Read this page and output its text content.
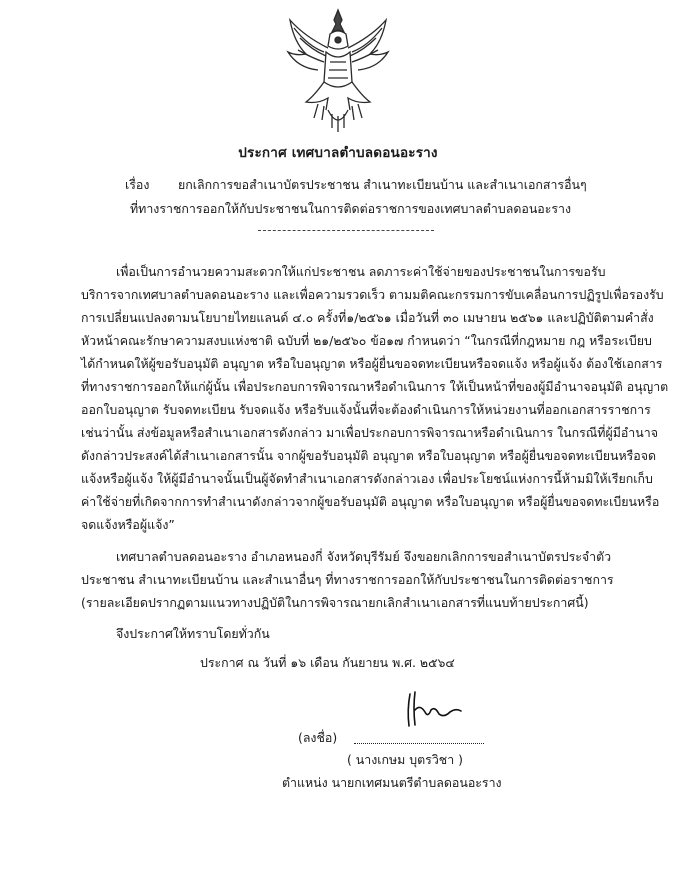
ประกาศ เทศบาลตำบลดอนอะราง
เรื่อง ยกเลิกการขอสำเนาบัตรประชาชน สำเนาทะเบียนบ้าน และสำเนาเอกสารอื่นๆ
ที่ทางราชการออกให้กับประชาชนในการติดต่อราชการของเทศบาลตำบลดอนอะราง
เพื่อเป็นการอำนวยความสะดวกให้แก่ประชาชน ลดภาระค่าใช้จ่ายของประชาชนในการขอรับ
บริการจากเทศบาลตำบลดอนอะราง และเพื่อความรวดเร็ว ตามมติคณะกรรมการขับเคลื่อนการปฏิรูปเพื่อรองรับ
การเปลี่ยนแปลงตามนโยบายไทยแลนด์ ๔.๐ ครั้งที่๑/๒๕๖๑ เมื่อวันที่ ๓๐ เมษายน ๒๕๖๑ และปฏิบัติตามคำสั่ง
หัวหน้าคณะรักษาความสงบแห่งชาติ ฉบับที่ ๒๑/๒๕๖๐ ข้อ๑๗ กำหนดว่า “ในกรณีที่กฎหมาย กฎ หรือระเบียบ
ได้กำหนดให้ผู้ขอรับอนุมัติ อนุญาต หรือใบอนุญาต หรือผู้ยื่นขอจดทะเบียนหรือจดแจ้ง หรือผู้แจ้ง ต้องใช้เอกสาร
ที่ทางราชการออกให้แก่ผู้นั้น เพื่อประกอบการพิจารณาหรือดำเนินการ ให้เป็นหน้าที่ของผู้มีอำนาจอนุมัติ อนุญาต
ออกใบอนุญาต รับจดทะเบียน รับจดแจ้ง หรือรับแจ้งนั้นที่จะต้องดำเนินการให้หน่วยงานที่ออกเอกสารราชการ
เช่นว่านั้น ส่งข้อมูลหรือสำเนาเอกสารดังกล่าว มาเพื่อประกอบการพิจารณาหรือดำเนินการ ในกรณีที่ผู้มีอำนาจ
ดังกล่าวประสงค์ได้สำเนาเอกสารนั้น จากผู้ขอรับอนุมัติ อนุญาต หรือใบอนุญาต หรือผู้ยื่นขอจดทะเบียนหรือจด
แจ้งหรือผู้แจ้ง ให้ผู้มีอำนาจนั้นเป็นผู้จัดทำสำเนาเอกสารดังกล่าวเอง เพื่อประโยชน์แห่งการนี้ห้ามมิให้เรียกเก็บ
ค่าใช้จ่ายที่เกิดจากการทำสำเนาดังกล่าวจากผู้ขอรับอนุมัติ อนุญาต หรือใบอนุญาต หรือผู้ยื่นขอจดทะเบียนหรือ
จดแจ้งหรือผู้แจ้ง”
เทศบาลตำบลดอนอะราง อำเภอหนองกี่ จังหวัดบุรีรัมย์ จึงขอยกเลิกการขอสำเนาบัตรประจำตัว
ประชาชน สำเนาทะเบียนบ้าน และสำเนาอื่นๆ ที่ทางราชการออกให้กับประชาชนในการติดต่อราชการ
(รายละเอียดปรากฏตามแนวทางปฏิบัติในการพิจารณายกเลิกสำเนาเอกสารที่แนบท้ายประกาศนี้)
จึงประกาศให้ทราบโดยทั่วกัน
ประกาศ ณ วันที่ ๑๖ เดือน กันยายน พ.ศ. ๒๕๖๔
(ลงชื่อ)
( นางเกษม บุตรวิชา )
ตำแหน่ง นายกเทศมนตรีตำบลดอนอะราง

○ ○ ○ ○ ○

Only lines with "ยนหร" are wanted here; list each of them.

(OUTPUT OF THE TASK)
ได้กำหนดให้ผู้ขอรับอนุมัติ อนุญาต หรือใบอนุญาต หรือผู้ยื่นขอจดทะเบียนหรือจดแจ้ง หรือผู้แจ้ง ต้องใช้เอกสาร
ดังกล่าวประสงค์ได้สำเนาเอกสารนั้น จากผู้ขอรับอนุมัติ อนุญาต หรือใบอนุญาต หรือผู้ยื่นขอจดทะเบียนหรือจด
ค่าใช้จ่ายที่เกิดจากการทำสำเนาดังกล่าวจากผู้ขอรับอนุมัติ อนุญาต หรือใบอนุญาต หรือผู้ยื่นขอจดทะเบียนหรือ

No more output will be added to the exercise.